▶ PROBLEM
Extend the article on genomic sequencing of Ph-like acute lymphoblastic leukemia, beginning after its last sentence.
***** GIVEN PASSAGE *****
Gene-sequencing leukemia research could boost Dx and treatment for kids with a rare disease subtype

St. Jude Children's Research Hospital and colleagues from around the country used next-generation sequencing in a study that could upend how a high-risk leukemia subtype is diagnosed and treated in children and adolescents.

The New England Journal of Medicine highlights their study in detail.

Researchers zeroed in on a high-risk subtype of acute lymphoblastic leukemia (ALL) known as Ph-like ALL, which occurs in some children and young adults. Their genomic analysis of 1,725 patients ages 1 to 39 who had ALL found that the rate of Ph-like ALL increases with age, and that children and young adults who get it have poor survival prospects.

As well, 91% of patients who had Ph-like ALL also had a type of chromosomal rearrangement or other genetic alterations involving activation of cytokine receptor or kinase signaling.

Further, using next-generation genetic sequencing, the researchers identified the genetic alterations that lead to Ph-like ALL, some of which were found in genes that hadn't been linked previously to cancer. They also found that gene alterations affect a small number of biological signaling pathways for the Ph-like ALL subtype. These pathways handle processes disrupted in cancer such as the regulation of genes that manage cell growth and proliferation.
***** AVAILABLE DATA *****
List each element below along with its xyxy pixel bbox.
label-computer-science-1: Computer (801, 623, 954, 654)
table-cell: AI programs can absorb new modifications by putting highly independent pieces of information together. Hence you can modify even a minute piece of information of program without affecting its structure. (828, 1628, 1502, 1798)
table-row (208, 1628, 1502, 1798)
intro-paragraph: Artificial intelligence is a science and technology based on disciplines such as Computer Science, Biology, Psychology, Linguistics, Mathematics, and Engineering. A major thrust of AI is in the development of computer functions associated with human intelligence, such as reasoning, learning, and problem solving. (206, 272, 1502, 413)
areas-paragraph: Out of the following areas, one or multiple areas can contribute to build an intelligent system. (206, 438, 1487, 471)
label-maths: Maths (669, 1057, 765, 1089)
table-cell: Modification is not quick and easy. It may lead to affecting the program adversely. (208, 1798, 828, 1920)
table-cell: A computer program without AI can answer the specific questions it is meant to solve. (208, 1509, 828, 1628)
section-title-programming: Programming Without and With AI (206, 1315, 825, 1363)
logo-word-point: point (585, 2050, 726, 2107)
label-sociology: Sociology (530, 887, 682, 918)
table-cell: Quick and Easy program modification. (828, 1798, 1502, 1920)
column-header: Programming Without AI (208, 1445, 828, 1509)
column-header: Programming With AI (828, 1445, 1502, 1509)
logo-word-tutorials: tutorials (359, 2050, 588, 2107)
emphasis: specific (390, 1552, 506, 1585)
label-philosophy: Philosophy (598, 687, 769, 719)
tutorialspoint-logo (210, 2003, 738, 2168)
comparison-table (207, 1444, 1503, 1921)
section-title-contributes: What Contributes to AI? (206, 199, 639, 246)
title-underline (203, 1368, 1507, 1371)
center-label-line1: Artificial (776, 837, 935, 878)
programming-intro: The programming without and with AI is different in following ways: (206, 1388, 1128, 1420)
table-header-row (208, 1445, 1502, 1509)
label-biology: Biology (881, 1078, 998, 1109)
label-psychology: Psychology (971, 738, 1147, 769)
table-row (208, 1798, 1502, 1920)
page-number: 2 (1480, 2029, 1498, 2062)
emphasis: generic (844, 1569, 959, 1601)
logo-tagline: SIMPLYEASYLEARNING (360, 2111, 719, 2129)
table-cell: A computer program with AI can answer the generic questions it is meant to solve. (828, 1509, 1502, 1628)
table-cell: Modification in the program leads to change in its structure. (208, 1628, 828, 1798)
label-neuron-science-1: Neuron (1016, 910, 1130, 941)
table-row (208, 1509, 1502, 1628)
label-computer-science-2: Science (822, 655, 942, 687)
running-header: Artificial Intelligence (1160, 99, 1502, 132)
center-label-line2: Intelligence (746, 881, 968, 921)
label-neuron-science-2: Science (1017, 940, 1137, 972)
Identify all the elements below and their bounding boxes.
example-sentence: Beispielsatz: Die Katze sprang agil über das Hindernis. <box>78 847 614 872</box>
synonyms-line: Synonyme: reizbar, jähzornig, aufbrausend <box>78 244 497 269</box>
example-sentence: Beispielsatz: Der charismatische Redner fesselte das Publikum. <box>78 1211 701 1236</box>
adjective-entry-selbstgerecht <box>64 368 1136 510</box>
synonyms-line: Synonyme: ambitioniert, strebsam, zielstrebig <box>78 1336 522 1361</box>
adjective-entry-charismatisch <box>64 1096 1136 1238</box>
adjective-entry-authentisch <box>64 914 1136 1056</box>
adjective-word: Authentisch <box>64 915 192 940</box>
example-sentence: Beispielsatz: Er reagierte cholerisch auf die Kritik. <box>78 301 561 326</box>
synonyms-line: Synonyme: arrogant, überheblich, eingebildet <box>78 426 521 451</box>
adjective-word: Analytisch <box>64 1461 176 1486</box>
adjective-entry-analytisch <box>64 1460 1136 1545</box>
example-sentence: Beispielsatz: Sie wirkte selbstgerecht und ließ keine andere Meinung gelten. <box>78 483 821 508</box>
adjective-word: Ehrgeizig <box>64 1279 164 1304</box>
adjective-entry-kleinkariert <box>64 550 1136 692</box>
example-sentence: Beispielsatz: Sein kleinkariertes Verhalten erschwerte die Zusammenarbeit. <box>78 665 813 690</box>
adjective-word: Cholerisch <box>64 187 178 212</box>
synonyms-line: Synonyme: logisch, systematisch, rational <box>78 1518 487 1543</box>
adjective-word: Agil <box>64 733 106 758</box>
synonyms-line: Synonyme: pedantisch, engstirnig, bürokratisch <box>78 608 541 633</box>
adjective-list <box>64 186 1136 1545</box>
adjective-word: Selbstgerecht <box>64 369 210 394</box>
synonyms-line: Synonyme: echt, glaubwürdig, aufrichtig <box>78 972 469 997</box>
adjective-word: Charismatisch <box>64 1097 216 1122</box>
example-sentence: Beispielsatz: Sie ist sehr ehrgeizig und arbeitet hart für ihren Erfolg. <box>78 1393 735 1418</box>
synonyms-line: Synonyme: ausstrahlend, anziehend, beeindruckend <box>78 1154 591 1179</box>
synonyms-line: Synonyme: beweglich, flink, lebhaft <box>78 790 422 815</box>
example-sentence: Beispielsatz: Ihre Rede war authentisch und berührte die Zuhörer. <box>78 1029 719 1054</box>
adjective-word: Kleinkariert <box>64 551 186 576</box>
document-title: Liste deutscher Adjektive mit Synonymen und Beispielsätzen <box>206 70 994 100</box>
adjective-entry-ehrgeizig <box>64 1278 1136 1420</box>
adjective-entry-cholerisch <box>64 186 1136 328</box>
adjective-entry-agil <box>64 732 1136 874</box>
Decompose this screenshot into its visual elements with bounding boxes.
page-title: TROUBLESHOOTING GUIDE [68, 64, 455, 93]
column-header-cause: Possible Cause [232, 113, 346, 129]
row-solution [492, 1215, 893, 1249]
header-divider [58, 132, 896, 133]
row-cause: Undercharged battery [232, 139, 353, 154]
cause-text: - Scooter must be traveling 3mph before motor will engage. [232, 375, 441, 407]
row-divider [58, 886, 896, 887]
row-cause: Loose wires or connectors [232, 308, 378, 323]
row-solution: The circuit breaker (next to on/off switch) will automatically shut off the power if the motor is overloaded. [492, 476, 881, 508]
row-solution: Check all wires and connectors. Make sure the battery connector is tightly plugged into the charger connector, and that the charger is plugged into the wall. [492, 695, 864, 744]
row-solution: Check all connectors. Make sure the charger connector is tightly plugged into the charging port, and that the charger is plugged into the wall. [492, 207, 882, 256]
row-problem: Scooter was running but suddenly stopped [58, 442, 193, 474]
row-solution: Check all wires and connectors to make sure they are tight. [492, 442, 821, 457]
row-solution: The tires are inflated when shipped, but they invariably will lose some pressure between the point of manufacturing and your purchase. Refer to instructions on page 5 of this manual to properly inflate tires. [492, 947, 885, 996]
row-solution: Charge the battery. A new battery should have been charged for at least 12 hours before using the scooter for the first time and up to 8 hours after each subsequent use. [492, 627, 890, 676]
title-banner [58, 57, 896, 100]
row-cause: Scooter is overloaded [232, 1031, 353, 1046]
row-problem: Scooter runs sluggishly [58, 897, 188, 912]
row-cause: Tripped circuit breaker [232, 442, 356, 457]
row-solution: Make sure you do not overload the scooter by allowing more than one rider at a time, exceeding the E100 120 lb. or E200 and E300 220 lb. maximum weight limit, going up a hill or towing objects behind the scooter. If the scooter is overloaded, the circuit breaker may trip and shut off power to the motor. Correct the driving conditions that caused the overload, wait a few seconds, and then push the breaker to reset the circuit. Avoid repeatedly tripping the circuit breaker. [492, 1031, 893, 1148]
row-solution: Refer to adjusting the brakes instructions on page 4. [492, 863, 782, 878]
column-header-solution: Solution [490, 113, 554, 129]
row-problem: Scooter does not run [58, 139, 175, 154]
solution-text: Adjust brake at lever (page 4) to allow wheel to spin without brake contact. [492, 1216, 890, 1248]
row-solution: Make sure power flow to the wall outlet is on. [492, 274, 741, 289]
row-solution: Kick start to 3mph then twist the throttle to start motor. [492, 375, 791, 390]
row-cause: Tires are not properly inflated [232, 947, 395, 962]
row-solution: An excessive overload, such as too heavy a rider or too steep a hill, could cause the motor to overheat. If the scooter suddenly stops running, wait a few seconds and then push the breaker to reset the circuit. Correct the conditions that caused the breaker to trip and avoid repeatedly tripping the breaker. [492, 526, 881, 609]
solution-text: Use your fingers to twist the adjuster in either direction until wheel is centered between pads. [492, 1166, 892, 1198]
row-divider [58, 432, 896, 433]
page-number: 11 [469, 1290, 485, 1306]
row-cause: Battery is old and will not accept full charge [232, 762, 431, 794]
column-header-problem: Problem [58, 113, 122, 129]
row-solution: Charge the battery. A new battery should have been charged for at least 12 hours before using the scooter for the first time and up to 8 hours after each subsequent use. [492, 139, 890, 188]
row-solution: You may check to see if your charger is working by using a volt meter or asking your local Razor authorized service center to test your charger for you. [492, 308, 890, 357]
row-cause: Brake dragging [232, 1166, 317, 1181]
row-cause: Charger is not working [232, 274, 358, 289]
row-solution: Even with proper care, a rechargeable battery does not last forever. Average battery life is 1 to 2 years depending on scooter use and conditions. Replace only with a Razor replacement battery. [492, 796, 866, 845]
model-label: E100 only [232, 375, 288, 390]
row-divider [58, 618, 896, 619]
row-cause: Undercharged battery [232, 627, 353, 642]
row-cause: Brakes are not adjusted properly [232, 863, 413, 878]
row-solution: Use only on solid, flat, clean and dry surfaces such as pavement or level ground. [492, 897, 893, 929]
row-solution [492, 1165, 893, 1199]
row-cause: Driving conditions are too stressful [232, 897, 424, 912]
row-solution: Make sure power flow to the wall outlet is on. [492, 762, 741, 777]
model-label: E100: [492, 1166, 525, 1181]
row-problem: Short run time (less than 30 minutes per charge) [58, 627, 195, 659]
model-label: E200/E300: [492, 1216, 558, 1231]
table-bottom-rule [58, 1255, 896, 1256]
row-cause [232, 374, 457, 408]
*****
▶ EXERCISE RESULT
The discovery helped lay the groundwork for a national trial that will begin in late 2014 or early 2015, with a focus on determining if drugs known as tyrosine kinase inhibitors (TKIs) can help improve prospects for this pediatric patient subset. Researchers hope the drug type (something not typically done now for pediatric or young adult patients with ALL) could help boost their survival prospects beyond that of chemotherapy alone. There is reason to hope, because some of the newly spotted Ph-like ALL subtypes have been found to be vulnerable to TKIs in previous studies.

While more work is needed, the diagnostic and biomarker advances in this study suggest that genetic screening could eventually enable a more personalized (and targeted) treatment for pediatric patients with this aggressive subtype of ALL once they're identified.

"The findings are tremendously exciting and pave the way for clinical trials testing TKIs plus chemotherapy in subsets of children and adolescents with ALL," corresponding author Dr. Stephen Hunger of the University of Colorado School of Medicine said in a statement.